## Begin Supplied data

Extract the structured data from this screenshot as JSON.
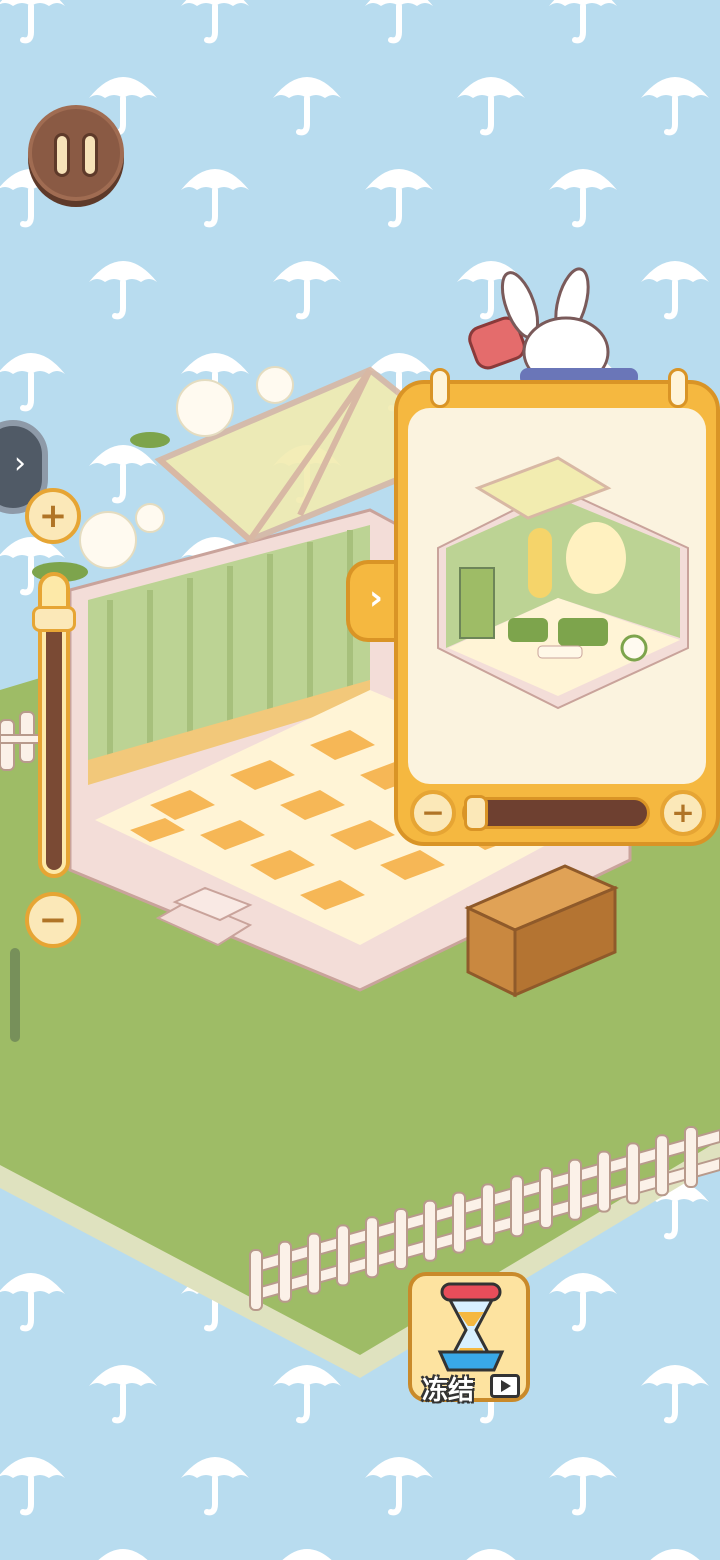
{
  "colors": {
    "sky": "#b8dcef",
    "umbrella": "#ffffff",
    "grass": "#9ebc66",
    "accent": "#f5b840",
    "wood": "#8a5a44"
  },
  "icons": {
    "pause": "pause-icon",
    "expand": "chevron-right-icon",
    "zoom_in": "plus-icon",
    "zoom_out": "minus-icon",
    "collapse_preview": "chevron-right-icon",
    "freeze": "hourglass-icon",
    "video": "video-ad-icon"
  },
  "zoom_slider": {
    "level": 0.9
  },
  "preview": {
    "zoom_level": 0.02
  },
  "freeze": {
    "label": "冻结"
  }
}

## End Supplied data

#### Written request
Pictures stay out; reproduce every line of the records exactly.

#### Written answer
Extract the structured data from this screenshot as JSON.
{
  "colors": {
    "sky": "#b8dcef",
    "umbrella": "#ffffff",
    "grass": "#9ebc66",
    "accent": "#f5b840",
    "wood": "#8a5a44"
  },
  "icons": {
    "pause": "pause-icon",
    "expand": "chevron-right-icon",
    "zoom_in": "plus-icon",
    "zoom_out": "minus-icon",
    "collapse_preview": "chevron-right-icon",
    "freeze": "hourglass-icon",
    "video": "video-ad-icon"
  },
  "zoom_slider": {
    "level": 0.9
  },
  "preview": {
    "zoom_level": 0.02
  },
  "freeze": {
    "label": "冻结"
  }
}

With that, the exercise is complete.